* SUPPLIED RECORDS
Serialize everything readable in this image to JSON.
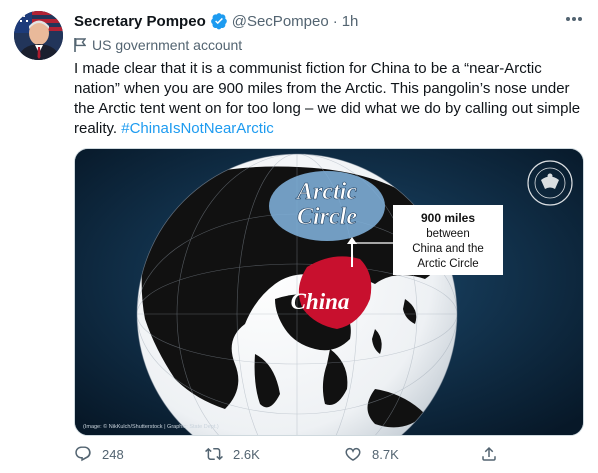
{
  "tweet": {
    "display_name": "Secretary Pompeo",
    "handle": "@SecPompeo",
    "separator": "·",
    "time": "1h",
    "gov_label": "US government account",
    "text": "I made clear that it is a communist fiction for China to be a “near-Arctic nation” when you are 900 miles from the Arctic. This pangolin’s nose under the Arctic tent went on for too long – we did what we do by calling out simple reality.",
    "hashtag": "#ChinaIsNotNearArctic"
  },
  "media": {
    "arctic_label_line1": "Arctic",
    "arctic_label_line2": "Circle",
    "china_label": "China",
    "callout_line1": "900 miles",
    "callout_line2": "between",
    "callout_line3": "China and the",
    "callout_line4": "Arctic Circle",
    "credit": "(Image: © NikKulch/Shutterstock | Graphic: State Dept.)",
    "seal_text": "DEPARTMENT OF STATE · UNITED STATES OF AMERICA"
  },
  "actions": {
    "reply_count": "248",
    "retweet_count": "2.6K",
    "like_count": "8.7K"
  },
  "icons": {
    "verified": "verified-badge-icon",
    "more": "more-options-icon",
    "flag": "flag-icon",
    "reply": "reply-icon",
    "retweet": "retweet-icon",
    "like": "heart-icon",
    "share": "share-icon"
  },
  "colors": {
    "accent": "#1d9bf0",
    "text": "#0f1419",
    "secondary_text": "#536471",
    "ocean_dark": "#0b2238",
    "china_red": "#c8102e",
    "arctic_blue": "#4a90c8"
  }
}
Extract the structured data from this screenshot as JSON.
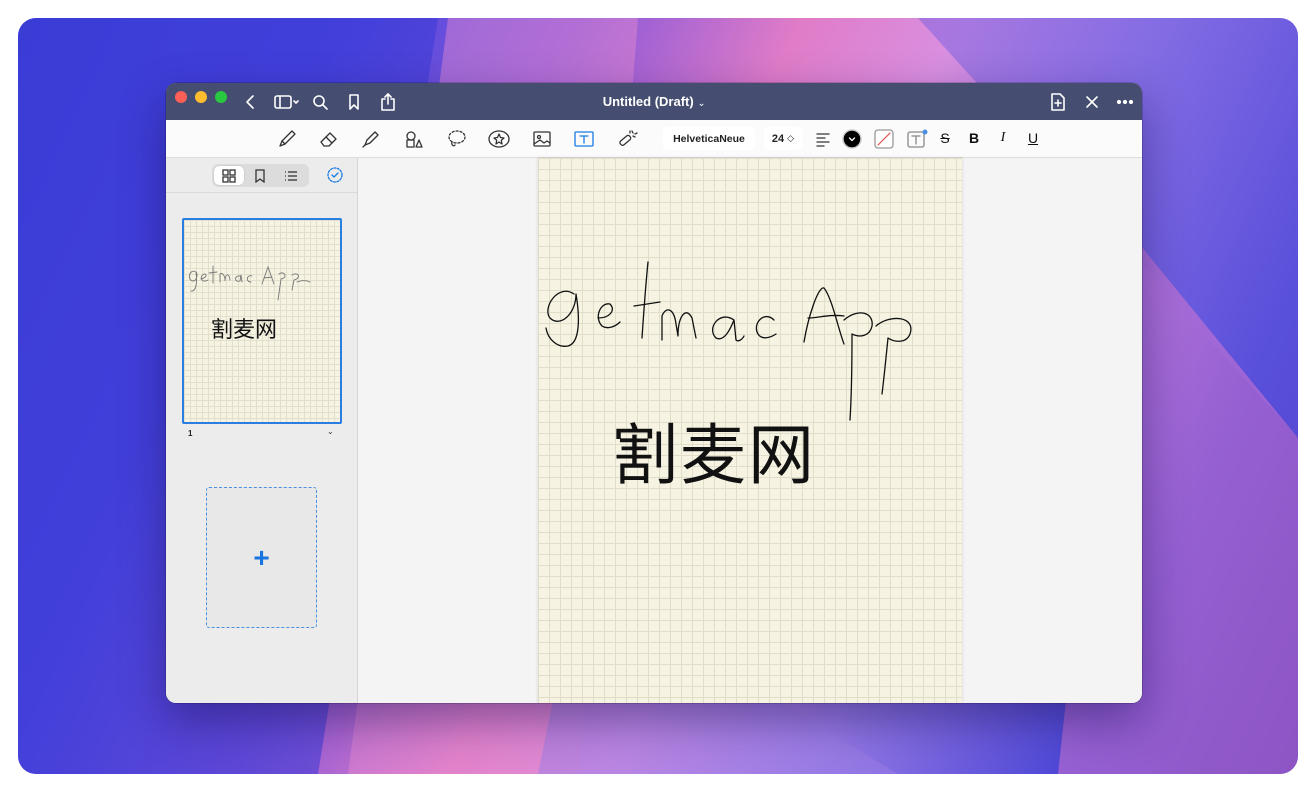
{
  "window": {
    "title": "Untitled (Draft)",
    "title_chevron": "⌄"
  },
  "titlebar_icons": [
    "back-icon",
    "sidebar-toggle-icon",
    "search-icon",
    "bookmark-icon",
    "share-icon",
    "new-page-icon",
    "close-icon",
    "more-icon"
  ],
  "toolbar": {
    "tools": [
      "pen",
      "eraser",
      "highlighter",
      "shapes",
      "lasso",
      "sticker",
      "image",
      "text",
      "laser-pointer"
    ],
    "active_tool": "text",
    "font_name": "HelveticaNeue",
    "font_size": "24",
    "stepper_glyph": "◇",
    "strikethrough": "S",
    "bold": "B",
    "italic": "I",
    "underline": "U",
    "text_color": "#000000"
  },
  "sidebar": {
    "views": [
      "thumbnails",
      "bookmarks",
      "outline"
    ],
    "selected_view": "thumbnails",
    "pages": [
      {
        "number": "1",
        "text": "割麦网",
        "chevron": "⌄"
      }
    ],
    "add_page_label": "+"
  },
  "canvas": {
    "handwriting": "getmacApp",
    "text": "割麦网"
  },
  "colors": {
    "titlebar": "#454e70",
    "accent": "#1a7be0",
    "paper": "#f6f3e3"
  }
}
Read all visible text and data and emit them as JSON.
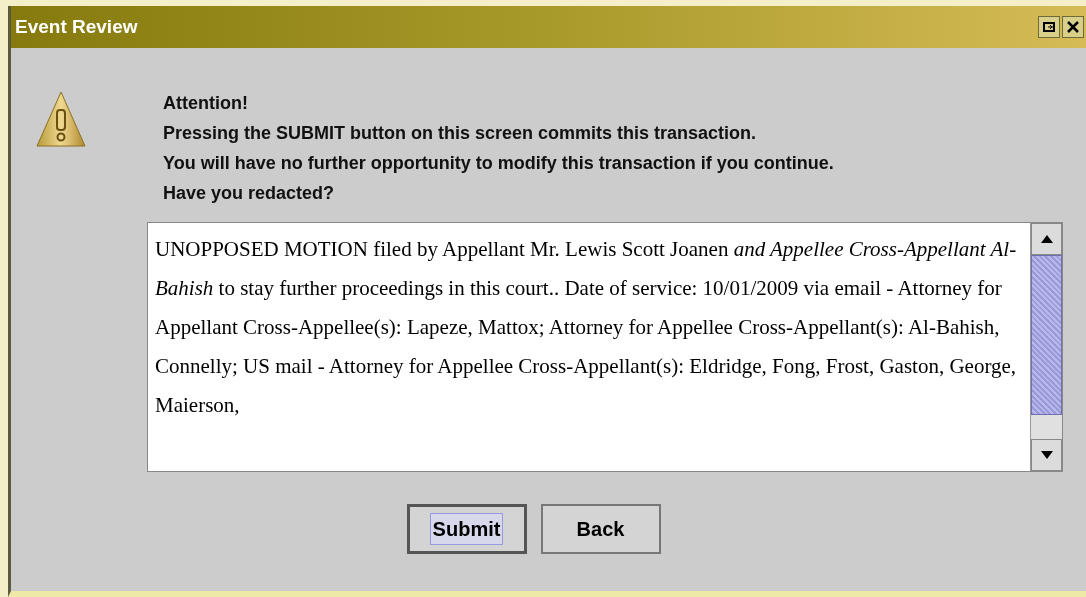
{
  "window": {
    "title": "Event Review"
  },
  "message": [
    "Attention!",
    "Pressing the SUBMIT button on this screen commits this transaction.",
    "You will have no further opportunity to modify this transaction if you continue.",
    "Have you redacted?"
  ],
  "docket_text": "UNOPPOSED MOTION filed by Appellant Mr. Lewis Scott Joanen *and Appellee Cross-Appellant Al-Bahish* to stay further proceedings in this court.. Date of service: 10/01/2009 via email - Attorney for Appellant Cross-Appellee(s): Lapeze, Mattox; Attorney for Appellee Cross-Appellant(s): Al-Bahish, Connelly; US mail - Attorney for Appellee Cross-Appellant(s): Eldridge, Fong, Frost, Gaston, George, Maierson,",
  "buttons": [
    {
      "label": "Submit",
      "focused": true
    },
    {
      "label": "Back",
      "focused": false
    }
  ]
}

* EXERCISE DESCRIPTION
From the entries above, select each line containing the string "transaction".

* EXERCISE OUTPUT
    "Pressing the SUBMIT button on this screen commits this transaction.",
    "You will have no further opportunity to modify this transaction if you continue.",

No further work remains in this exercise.